* start ROWS *

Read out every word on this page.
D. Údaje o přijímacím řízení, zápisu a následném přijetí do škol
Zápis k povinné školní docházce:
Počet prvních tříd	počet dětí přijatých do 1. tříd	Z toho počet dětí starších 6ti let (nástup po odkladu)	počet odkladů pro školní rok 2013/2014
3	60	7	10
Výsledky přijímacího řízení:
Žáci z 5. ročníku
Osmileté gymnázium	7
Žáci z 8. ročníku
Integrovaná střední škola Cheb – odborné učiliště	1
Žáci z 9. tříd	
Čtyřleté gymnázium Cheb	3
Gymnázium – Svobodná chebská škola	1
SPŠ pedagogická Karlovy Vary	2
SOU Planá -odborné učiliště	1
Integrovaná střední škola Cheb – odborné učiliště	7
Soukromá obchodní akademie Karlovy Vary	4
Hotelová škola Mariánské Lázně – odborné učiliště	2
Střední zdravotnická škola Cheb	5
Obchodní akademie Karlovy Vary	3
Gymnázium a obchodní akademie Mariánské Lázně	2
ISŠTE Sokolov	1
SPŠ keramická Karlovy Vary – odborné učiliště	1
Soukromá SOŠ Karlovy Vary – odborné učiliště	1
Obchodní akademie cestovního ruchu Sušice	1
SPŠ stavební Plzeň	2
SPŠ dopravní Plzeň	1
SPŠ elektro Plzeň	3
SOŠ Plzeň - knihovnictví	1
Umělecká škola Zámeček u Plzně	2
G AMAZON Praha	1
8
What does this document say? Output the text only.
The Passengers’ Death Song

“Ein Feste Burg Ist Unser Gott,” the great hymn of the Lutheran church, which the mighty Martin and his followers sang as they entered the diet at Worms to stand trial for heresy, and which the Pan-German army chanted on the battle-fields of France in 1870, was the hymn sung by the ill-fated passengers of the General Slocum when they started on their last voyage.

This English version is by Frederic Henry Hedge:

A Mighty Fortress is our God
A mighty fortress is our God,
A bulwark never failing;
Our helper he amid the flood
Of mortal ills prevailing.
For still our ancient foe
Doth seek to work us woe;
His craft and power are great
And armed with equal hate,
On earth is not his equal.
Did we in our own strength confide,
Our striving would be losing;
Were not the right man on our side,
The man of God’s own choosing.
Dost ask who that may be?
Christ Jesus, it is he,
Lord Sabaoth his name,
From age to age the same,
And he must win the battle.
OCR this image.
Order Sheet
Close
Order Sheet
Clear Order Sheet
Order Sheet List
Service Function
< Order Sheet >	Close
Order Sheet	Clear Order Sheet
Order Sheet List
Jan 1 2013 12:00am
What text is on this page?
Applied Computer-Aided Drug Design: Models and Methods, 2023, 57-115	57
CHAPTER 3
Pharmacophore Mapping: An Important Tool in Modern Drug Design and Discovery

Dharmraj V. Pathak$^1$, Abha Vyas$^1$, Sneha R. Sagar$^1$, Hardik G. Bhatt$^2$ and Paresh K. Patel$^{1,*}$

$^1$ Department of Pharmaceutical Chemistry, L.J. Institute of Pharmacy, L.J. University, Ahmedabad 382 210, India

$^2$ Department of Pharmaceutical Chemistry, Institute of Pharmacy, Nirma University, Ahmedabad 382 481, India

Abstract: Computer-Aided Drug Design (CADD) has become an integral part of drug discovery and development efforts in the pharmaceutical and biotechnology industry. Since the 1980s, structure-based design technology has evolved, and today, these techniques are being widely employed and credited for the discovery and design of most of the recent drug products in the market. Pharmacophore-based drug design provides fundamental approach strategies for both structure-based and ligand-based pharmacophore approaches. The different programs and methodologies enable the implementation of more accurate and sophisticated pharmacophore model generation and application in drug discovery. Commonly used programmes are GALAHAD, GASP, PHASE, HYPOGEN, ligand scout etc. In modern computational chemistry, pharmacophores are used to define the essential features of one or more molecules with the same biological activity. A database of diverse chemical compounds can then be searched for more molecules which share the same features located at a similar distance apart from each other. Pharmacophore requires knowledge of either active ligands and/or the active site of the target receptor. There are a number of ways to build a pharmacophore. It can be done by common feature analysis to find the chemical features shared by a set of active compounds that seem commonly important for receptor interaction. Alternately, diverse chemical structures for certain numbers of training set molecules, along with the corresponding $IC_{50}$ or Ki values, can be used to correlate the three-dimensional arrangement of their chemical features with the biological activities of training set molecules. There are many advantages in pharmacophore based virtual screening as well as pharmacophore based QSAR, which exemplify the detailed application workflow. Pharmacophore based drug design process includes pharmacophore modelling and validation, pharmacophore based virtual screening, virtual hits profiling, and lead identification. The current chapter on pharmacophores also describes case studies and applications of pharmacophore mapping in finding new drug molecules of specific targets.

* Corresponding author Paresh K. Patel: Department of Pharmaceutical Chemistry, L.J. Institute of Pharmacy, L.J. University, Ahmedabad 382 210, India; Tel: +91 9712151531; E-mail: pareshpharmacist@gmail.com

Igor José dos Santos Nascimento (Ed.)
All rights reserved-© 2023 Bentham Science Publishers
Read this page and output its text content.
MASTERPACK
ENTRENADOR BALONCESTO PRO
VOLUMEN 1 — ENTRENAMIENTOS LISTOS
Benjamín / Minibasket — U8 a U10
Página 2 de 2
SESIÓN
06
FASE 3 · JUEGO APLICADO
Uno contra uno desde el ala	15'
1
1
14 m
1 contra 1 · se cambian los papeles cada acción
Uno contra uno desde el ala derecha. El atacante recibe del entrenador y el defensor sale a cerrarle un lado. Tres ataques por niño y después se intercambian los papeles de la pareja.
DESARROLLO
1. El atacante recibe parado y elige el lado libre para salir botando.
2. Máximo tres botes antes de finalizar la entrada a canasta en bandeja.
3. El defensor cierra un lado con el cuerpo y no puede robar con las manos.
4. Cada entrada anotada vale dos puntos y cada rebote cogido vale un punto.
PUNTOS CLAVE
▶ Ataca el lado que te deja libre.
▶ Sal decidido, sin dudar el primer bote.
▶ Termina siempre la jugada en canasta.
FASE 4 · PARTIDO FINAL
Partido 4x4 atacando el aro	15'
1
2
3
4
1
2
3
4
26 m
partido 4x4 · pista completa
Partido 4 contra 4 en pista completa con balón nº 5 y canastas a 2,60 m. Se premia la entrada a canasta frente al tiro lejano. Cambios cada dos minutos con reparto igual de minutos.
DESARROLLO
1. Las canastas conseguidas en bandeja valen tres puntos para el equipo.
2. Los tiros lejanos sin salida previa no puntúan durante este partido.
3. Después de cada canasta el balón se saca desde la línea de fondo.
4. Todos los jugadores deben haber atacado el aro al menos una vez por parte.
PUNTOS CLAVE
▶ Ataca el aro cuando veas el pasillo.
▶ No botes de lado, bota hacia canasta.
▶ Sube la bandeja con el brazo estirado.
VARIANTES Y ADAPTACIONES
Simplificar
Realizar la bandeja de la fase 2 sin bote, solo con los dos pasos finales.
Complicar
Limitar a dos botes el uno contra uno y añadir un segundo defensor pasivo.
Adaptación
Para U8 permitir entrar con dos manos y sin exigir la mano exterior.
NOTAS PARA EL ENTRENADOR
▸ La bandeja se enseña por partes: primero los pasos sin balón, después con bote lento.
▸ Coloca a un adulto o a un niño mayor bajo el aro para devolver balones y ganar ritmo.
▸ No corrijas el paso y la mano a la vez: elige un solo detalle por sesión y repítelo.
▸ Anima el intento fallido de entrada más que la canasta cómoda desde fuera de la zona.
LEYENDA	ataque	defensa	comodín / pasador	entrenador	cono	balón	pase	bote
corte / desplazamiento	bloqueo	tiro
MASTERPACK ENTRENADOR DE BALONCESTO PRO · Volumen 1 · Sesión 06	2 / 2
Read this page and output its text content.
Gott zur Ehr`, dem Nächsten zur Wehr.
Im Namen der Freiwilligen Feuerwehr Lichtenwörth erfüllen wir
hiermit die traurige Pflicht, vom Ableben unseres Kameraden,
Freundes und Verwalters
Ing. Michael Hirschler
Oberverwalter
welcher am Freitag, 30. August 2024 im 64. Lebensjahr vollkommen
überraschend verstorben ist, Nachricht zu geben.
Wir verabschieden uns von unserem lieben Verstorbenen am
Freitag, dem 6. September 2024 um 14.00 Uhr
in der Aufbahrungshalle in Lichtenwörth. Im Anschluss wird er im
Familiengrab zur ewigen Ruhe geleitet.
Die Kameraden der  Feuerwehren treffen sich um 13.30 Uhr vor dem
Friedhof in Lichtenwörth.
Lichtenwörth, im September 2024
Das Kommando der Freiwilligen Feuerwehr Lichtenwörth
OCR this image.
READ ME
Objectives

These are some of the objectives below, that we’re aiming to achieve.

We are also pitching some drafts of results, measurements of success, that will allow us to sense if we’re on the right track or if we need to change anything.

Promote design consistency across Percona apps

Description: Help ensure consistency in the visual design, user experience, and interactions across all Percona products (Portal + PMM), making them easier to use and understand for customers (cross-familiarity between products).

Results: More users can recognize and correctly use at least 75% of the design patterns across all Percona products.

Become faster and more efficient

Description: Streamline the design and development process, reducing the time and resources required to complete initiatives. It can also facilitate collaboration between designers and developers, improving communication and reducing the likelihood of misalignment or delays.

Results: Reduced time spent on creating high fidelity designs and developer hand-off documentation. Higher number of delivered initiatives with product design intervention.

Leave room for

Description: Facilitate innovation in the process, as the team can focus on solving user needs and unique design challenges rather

* end ROWS *

→ **REQUIRED WORK**
Using the listing above, list every line in which the string "canastas" occurs.

→ **RESULT**
Partido 4 contra 4 en pista completa con balón nº 5 y canastas a 2,60 m. Se premia la entrada a canasta frente al tiro lejano. Cambios cada dos minutos con reparto igual de minutos.
1. Las canastas conseguidas en bandeja valen tres puntos para el equipo.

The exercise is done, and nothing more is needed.